§ **Exercise details**:
Find and copy lines holding "name".

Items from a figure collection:
= = =

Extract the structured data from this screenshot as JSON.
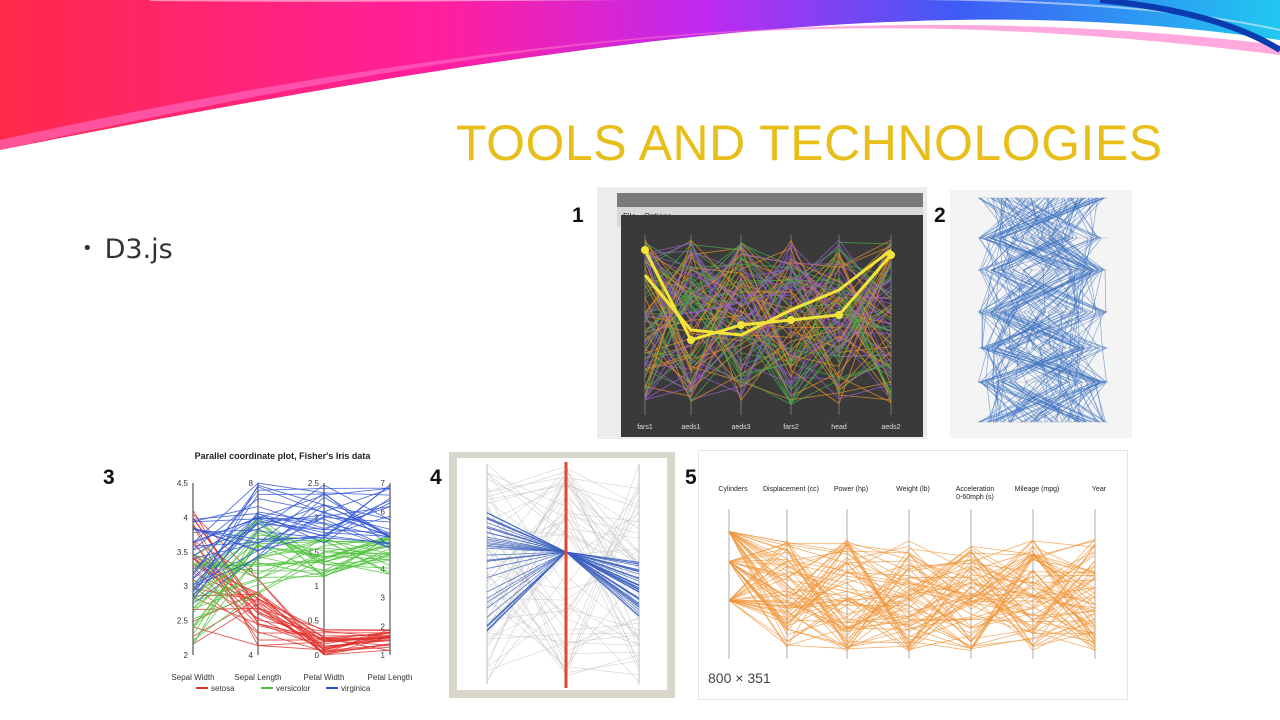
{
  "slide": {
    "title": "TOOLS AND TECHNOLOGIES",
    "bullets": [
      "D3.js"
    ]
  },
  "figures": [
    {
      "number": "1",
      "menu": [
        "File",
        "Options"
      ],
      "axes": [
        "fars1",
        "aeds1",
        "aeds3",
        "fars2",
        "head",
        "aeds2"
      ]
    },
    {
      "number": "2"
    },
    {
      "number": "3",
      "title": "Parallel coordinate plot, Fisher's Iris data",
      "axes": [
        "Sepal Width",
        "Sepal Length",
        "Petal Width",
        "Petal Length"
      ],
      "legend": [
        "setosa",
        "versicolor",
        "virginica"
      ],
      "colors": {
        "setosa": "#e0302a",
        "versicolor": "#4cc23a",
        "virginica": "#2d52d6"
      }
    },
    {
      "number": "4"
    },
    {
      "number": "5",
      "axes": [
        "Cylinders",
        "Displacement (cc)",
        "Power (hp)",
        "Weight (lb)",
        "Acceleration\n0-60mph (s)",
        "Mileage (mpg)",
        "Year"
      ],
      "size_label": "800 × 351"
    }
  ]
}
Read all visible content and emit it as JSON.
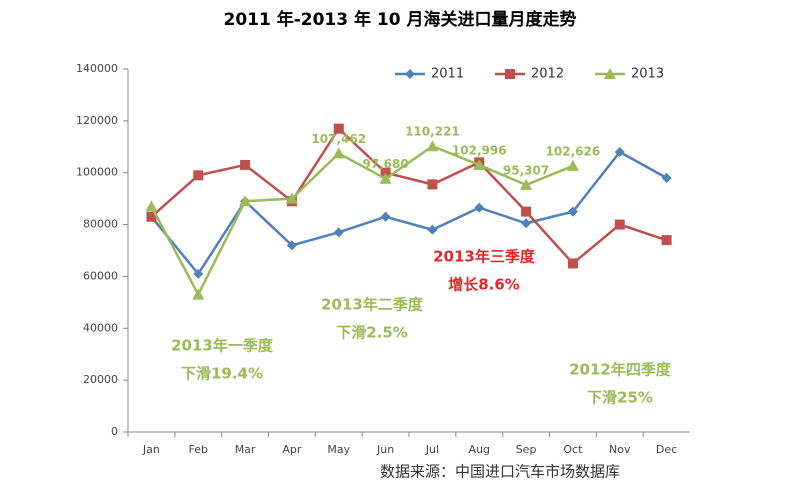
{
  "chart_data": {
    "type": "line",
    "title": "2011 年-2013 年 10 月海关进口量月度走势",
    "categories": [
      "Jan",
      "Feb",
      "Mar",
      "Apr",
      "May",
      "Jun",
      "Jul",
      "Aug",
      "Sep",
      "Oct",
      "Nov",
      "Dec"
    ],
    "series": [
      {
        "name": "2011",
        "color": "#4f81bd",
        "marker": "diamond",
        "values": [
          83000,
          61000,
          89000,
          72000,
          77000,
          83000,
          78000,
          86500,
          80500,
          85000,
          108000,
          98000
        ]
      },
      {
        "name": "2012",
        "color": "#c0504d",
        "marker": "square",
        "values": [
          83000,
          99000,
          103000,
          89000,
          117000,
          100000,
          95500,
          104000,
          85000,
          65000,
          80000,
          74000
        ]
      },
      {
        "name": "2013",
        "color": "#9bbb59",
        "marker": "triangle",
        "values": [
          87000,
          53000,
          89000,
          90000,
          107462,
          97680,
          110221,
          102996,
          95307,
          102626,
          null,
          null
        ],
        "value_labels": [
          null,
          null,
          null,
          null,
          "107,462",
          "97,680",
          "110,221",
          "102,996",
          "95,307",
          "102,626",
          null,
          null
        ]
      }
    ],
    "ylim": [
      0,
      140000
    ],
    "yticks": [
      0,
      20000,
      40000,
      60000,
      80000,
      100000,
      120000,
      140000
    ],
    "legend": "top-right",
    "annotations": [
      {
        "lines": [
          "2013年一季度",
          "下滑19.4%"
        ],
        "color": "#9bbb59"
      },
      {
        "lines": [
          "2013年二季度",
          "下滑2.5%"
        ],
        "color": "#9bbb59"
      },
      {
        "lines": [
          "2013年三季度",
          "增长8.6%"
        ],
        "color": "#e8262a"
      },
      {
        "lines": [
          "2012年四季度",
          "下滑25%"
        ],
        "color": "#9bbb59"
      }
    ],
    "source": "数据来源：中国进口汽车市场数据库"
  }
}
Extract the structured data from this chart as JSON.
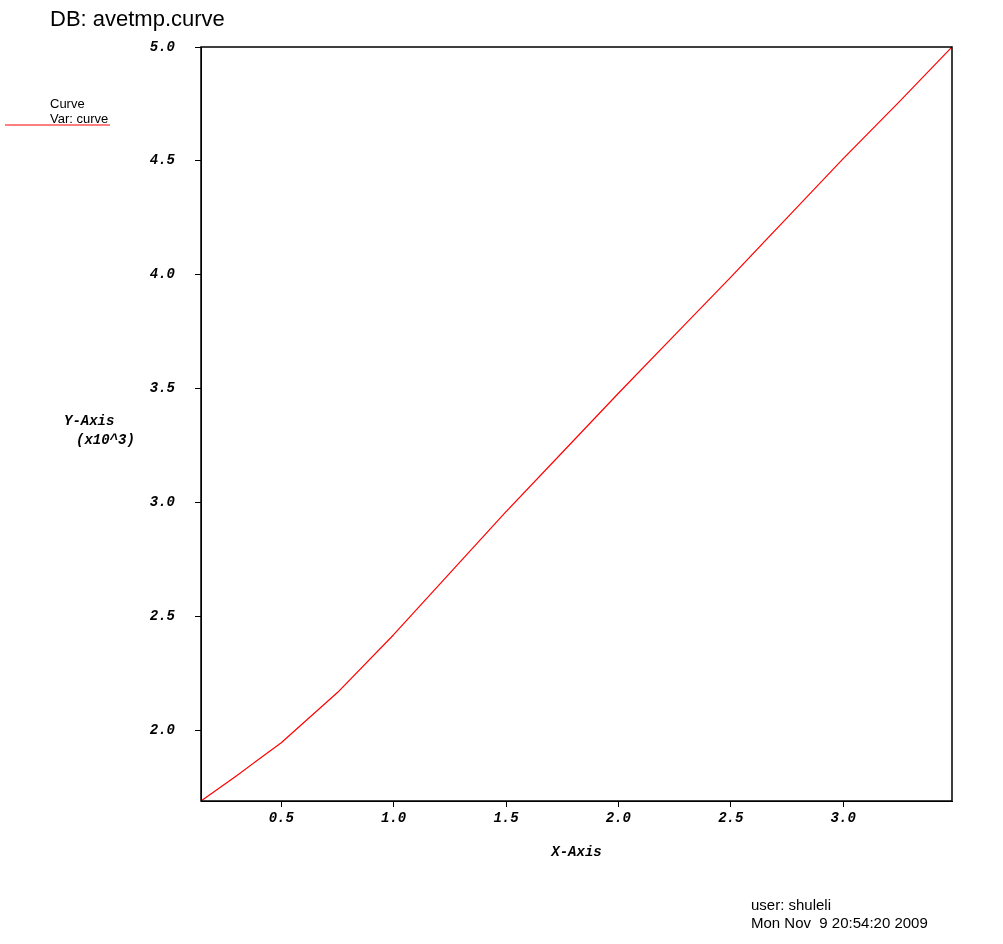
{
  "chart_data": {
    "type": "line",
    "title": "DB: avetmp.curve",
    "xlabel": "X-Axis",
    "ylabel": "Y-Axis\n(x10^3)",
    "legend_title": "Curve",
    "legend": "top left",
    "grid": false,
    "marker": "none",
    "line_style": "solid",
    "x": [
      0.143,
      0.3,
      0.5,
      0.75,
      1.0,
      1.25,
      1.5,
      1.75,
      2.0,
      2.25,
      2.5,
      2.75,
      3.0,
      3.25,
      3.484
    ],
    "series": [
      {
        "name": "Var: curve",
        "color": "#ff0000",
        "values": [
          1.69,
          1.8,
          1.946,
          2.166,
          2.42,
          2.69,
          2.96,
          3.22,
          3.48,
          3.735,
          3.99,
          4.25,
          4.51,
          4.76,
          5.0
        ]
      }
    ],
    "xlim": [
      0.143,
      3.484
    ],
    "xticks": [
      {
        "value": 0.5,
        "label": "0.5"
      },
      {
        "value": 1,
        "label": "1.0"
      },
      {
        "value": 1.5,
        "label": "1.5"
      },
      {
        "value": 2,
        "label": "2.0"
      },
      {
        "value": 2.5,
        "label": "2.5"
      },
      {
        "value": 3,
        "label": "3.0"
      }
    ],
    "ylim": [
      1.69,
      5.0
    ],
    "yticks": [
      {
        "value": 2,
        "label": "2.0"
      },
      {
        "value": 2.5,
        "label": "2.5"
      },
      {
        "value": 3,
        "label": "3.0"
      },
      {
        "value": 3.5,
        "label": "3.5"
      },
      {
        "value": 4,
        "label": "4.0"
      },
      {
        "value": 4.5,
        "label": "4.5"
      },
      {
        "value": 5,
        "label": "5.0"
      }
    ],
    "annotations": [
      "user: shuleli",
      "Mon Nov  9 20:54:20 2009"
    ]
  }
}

= = =

§ **Finished task**:
        "name": "2011",
        "name": "2012",
        "name": "2013",
        "name": "Var: curve",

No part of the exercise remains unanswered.